_Goal_: Go through the material and tally the lines containing the string "intervention". Give the total alone.

_Data to process_:

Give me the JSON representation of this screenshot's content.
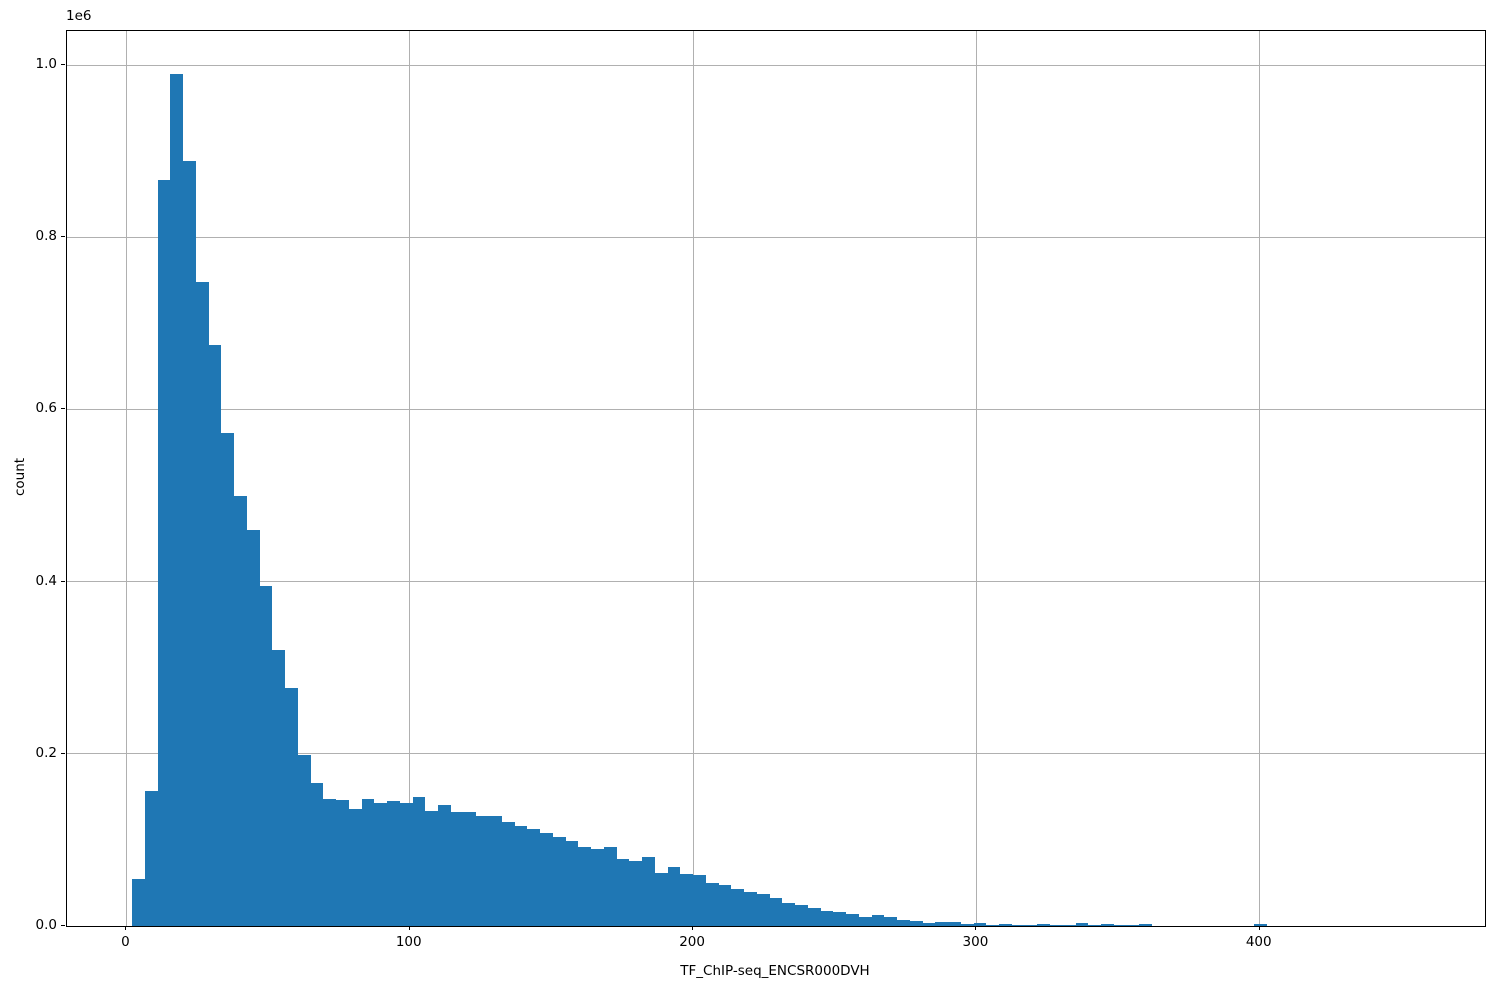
{
  "figure": {
    "background": "#ffffff"
  },
  "chart_data": {
    "type": "bar",
    "subtype": "histogram",
    "title": "",
    "xlabel": "TF_ChIP-seq_ENCSR000DVH",
    "ylabel": "count",
    "offset_text": "1e6",
    "bar_color": "#1f77b4",
    "grid": true,
    "grid_color": "#b0b0b0",
    "legend": "none",
    "xlim": [
      -20.97,
      479.5
    ],
    "ylim": [
      0,
      1039500
    ],
    "x_ticks": [
      {
        "value": 0,
        "label": "0"
      },
      {
        "value": 100,
        "label": "100"
      },
      {
        "value": 200,
        "label": "200"
      },
      {
        "value": 300,
        "label": "300"
      },
      {
        "value": 400,
        "label": "400"
      }
    ],
    "y_ticks": [
      {
        "value": 0,
        "label": "0.0"
      },
      {
        "value": 200000,
        "label": "0.2"
      },
      {
        "value": 400000,
        "label": "0.4"
      },
      {
        "value": 600000,
        "label": "0.6"
      },
      {
        "value": 800000,
        "label": "0.8"
      },
      {
        "value": 1000000,
        "label": "1.0"
      }
    ],
    "bins": {
      "start": 2.0,
      "width": 4.5,
      "count": 100
    },
    "counts": [
      55000,
      157000,
      866000,
      990000,
      888000,
      748000,
      675000,
      573000,
      500000,
      460000,
      395000,
      321000,
      276000,
      199000,
      166000,
      148000,
      146000,
      136000,
      148000,
      143000,
      145000,
      143000,
      150000,
      133000,
      140000,
      132000,
      132000,
      128000,
      128000,
      121000,
      116000,
      113000,
      108000,
      103000,
      99000,
      92000,
      89000,
      92000,
      78000,
      75000,
      80000,
      62000,
      68000,
      60000,
      59000,
      50000,
      48000,
      43000,
      40000,
      37000,
      32000,
      27000,
      24000,
      21000,
      18000,
      16000,
      13500,
      11000,
      13000,
      10000,
      7000,
      6000,
      3700,
      5200,
      5200,
      2600,
      3300,
      1700,
      2900,
      1400,
      1400,
      2900,
      1400,
      1400,
      3700,
      1700,
      2600,
      600,
      600,
      2600,
      500,
      500,
      500,
      400,
      400,
      400,
      400,
      400,
      2000,
      300,
      300,
      200,
      200,
      200,
      200,
      200,
      200,
      200,
      200,
      300
    ]
  }
}
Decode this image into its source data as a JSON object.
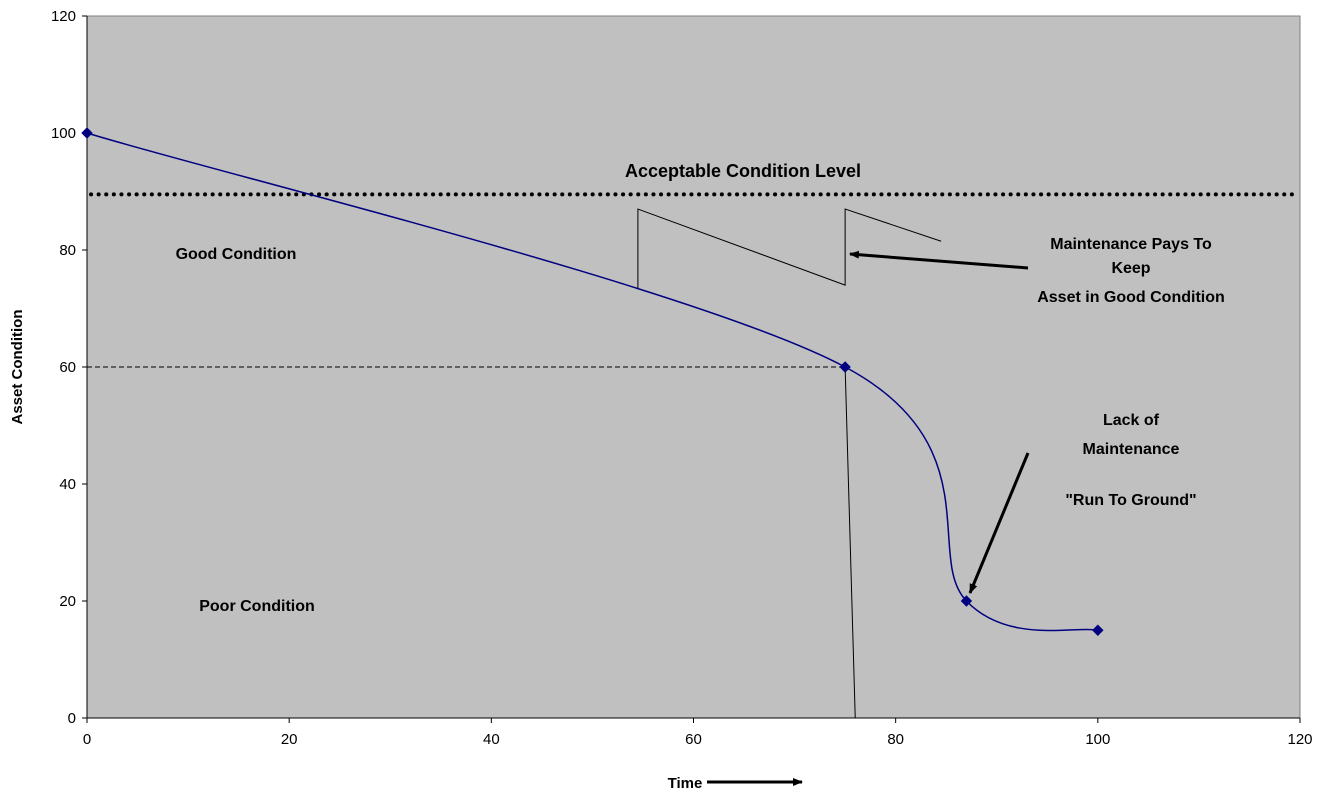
{
  "chart_data": {
    "type": "line",
    "title": "",
    "xlabel": "Time",
    "ylabel": "Asset Condition",
    "xlim": [
      0,
      120
    ],
    "ylim": [
      0,
      120
    ],
    "x_ticks": [
      0,
      20,
      40,
      60,
      80,
      100,
      120
    ],
    "y_ticks": [
      0,
      20,
      40,
      60,
      80,
      100,
      120
    ],
    "grid": false,
    "plot_background": "#c0c0c0",
    "series": [
      {
        "color": "#000080",
        "smooth": true,
        "points": [
          [
            0,
            100
          ],
          [
            75,
            60
          ],
          [
            87,
            20
          ],
          [
            100,
            15
          ]
        ]
      }
    ],
    "acceptable_level": {
      "y": 89.5,
      "label": "Acceptable Condition Level"
    },
    "reference_line": {
      "y": 60,
      "x_end": 75
    },
    "drop_line": {
      "from": [
        75,
        60
      ],
      "to": [
        76,
        0
      ]
    },
    "maintenance_sawtooth": [
      [
        54.5,
        73.5
      ],
      [
        54.5,
        87
      ],
      [
        75,
        74
      ],
      [
        75,
        87
      ],
      [
        84.5,
        81.5
      ]
    ],
    "annotations": {
      "good": "Good Condition",
      "poor": "Poor Condition",
      "maint_line1": "Maintenance Pays To",
      "maint_line2": "Keep",
      "maint_line3": "Asset in Good Condition",
      "lack_line1": "Lack of",
      "lack_line2": "Maintenance",
      "run_to_ground": "\"Run To Ground\""
    }
  }
}
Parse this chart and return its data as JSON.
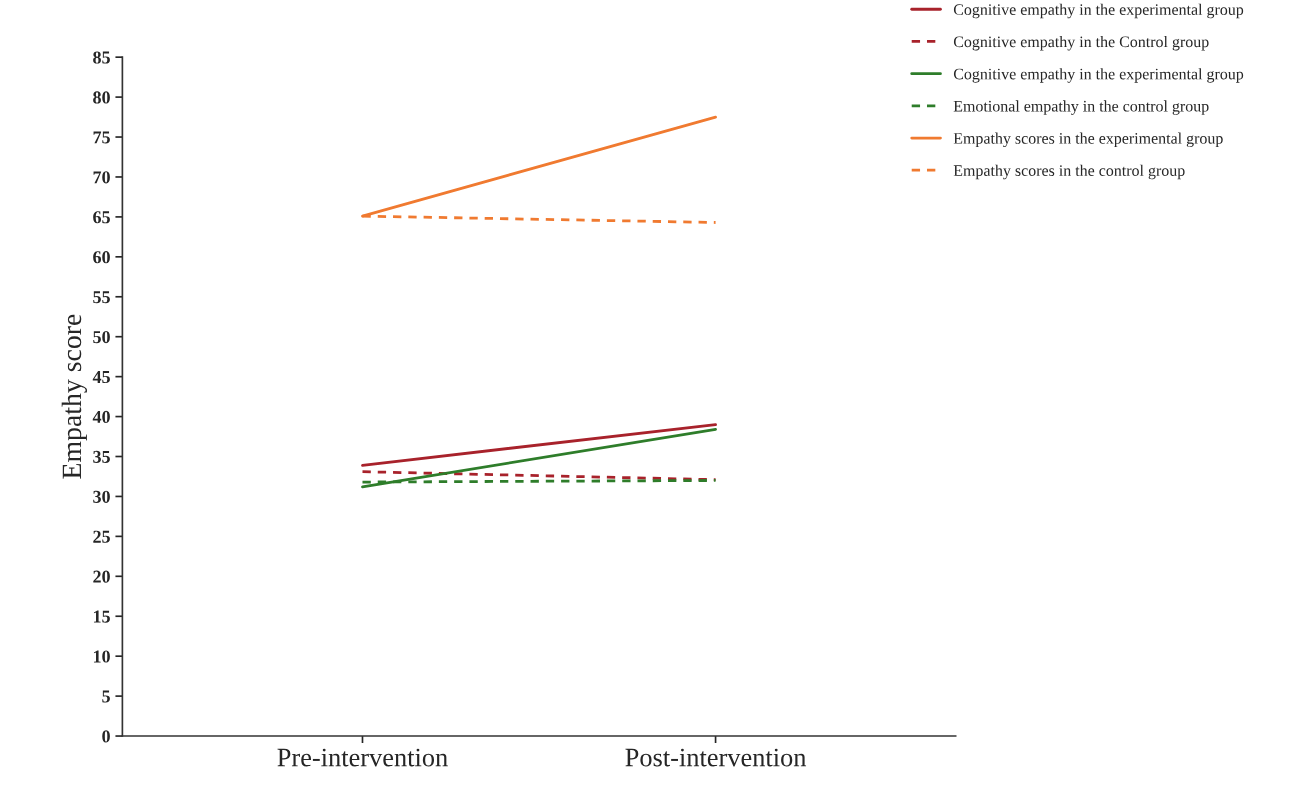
{
  "chart_data": {
    "type": "line",
    "ylabel": "Empathy score",
    "categories": [
      "Pre-intervention",
      "Post-intervention"
    ],
    "ylim": [
      0,
      85
    ],
    "yticks": [
      0,
      5,
      10,
      15,
      20,
      25,
      30,
      35,
      40,
      45,
      50,
      55,
      60,
      65,
      70,
      75,
      80,
      85
    ],
    "grid": false,
    "legend": "top right",
    "marker": "none",
    "series": [
      {
        "name": "Cognitive empathy in the experimental group",
        "color": "#a8222b",
        "line_style": "solid",
        "values": [
          33.9,
          39.0
        ]
      },
      {
        "name": "Cognitive empathy in the Control group",
        "color": "#a8222b",
        "line_style": "dashed",
        "values": [
          33.1,
          32.1
        ]
      },
      {
        "name": "Cognitive empathy in the experimental group",
        "color": "#2e7d2a",
        "line_style": "solid",
        "values": [
          31.2,
          38.4
        ]
      },
      {
        "name": "Emotional empathy in the control group",
        "color": "#2e7d2a",
        "line_style": "dashed",
        "values": [
          31.8,
          32.0
        ]
      },
      {
        "name": "Empathy scores in the experimental group",
        "color": "#f07a30",
        "line_style": "solid",
        "values": [
          65.1,
          77.5
        ]
      },
      {
        "name": "Empathy scores in the control group",
        "color": "#f07a30",
        "line_style": "dashed",
        "values": [
          65.1,
          64.3
        ]
      }
    ]
  }
}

_Output_: 2